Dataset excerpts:
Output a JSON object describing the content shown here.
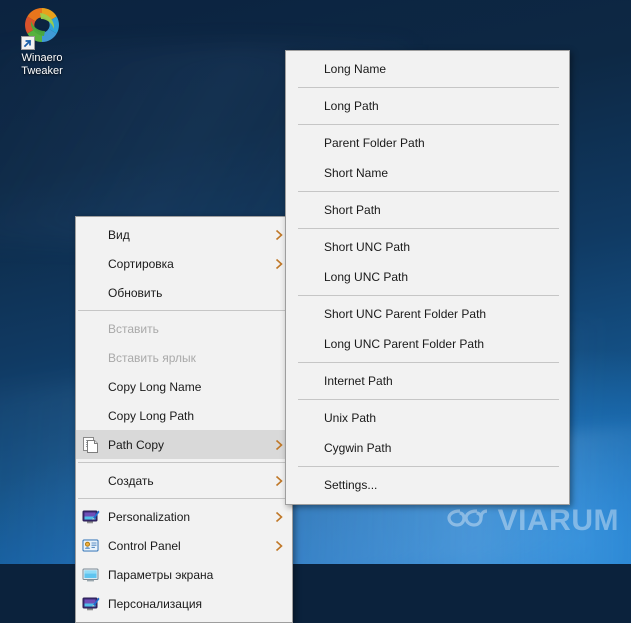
{
  "desktop": {
    "icon": {
      "name": "Winaero\nTweaker",
      "line1": "Winaero",
      "line2": "Tweaker",
      "icon_name": "winaero-tweaker-app-icon",
      "shortcut_badge": "shortcut-arrow-overlay"
    },
    "watermark": {
      "text": "VIARUM",
      "logo_name": "viarum-loop-logo"
    },
    "wallpaper_colors": {
      "top": "#0c2340",
      "bottom": "#1872bf"
    }
  },
  "context_menu": {
    "name": "desktop-context-menu",
    "background": "#f2f2f2",
    "border": "#9e9e9e",
    "highlight": "#d9d9d9",
    "chevron_color": "#c07828",
    "items": [
      {
        "label": "Вид",
        "icon": "",
        "submenu": true,
        "disabled": false,
        "selected": false,
        "sep_after": false
      },
      {
        "label": "Сортировка",
        "icon": "",
        "submenu": true,
        "disabled": false,
        "selected": false,
        "sep_after": false
      },
      {
        "label": "Обновить",
        "icon": "",
        "submenu": false,
        "disabled": false,
        "selected": false,
        "sep_after": true
      },
      {
        "label": "Вставить",
        "icon": "",
        "submenu": false,
        "disabled": true,
        "selected": false,
        "sep_after": false
      },
      {
        "label": "Вставить ярлык",
        "icon": "",
        "submenu": false,
        "disabled": true,
        "selected": false,
        "sep_after": false
      },
      {
        "label": "Copy Long Name",
        "icon": "",
        "submenu": false,
        "disabled": false,
        "selected": false,
        "sep_after": false
      },
      {
        "label": "Copy Long Path",
        "icon": "",
        "submenu": false,
        "disabled": false,
        "selected": false,
        "sep_after": false
      },
      {
        "label": "Path Copy",
        "icon": "copy-document-icon",
        "submenu": true,
        "disabled": false,
        "selected": true,
        "sep_after": true
      },
      {
        "label": "Создать",
        "icon": "",
        "submenu": true,
        "disabled": false,
        "selected": false,
        "sep_after": true
      },
      {
        "label": "Personalization",
        "icon": "personalization-monitor-icon",
        "submenu": true,
        "disabled": false,
        "selected": false,
        "sep_after": false
      },
      {
        "label": "Control Panel",
        "icon": "control-panel-icon",
        "submenu": true,
        "disabled": false,
        "selected": false,
        "sep_after": false
      },
      {
        "label": "Параметры экрана",
        "icon": "display-settings-monitor-icon",
        "submenu": false,
        "disabled": false,
        "selected": false,
        "sep_after": false
      },
      {
        "label": "Персонализация",
        "icon": "personalization-monitor-icon",
        "submenu": false,
        "disabled": false,
        "selected": false,
        "sep_after": false
      }
    ]
  },
  "path_copy_submenu": {
    "name": "path-copy-submenu",
    "items": [
      {
        "label": "Long Name",
        "sep_after": true
      },
      {
        "label": "Long Path",
        "sep_after": true
      },
      {
        "label": "Parent Folder Path",
        "sep_after": false
      },
      {
        "label": "Short Name",
        "sep_after": true
      },
      {
        "label": "Short Path",
        "sep_after": true
      },
      {
        "label": "Short UNC Path",
        "sep_after": false
      },
      {
        "label": "Long UNC Path",
        "sep_after": true
      },
      {
        "label": "Short UNC Parent Folder Path",
        "sep_after": false
      },
      {
        "label": "Long UNC Parent Folder Path",
        "sep_after": true
      },
      {
        "label": "Internet Path",
        "sep_after": true
      },
      {
        "label": "Unix Path",
        "sep_after": false
      },
      {
        "label": "Cygwin Path",
        "sep_after": true
      },
      {
        "label": "Settings...",
        "sep_after": false
      }
    ]
  }
}
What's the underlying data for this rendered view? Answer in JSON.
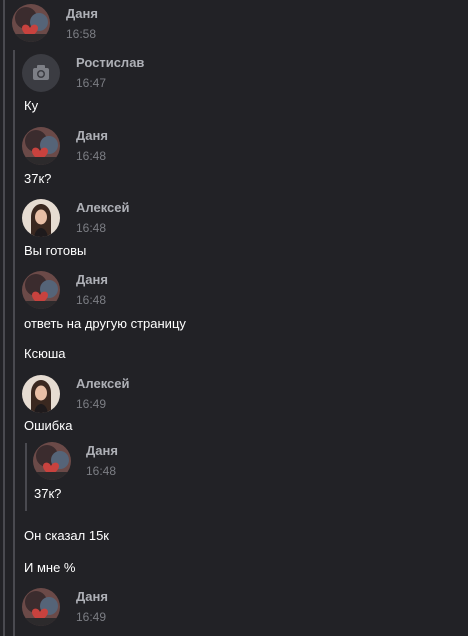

- [Task description]: Show all lines from the data above in which the word "Parent" appears.

- [Written solution]:
        "label": "Parent Folder Path",
        "label": "Short UNC Parent Folder Path",
        "label": "Long UNC Parent Folder Path",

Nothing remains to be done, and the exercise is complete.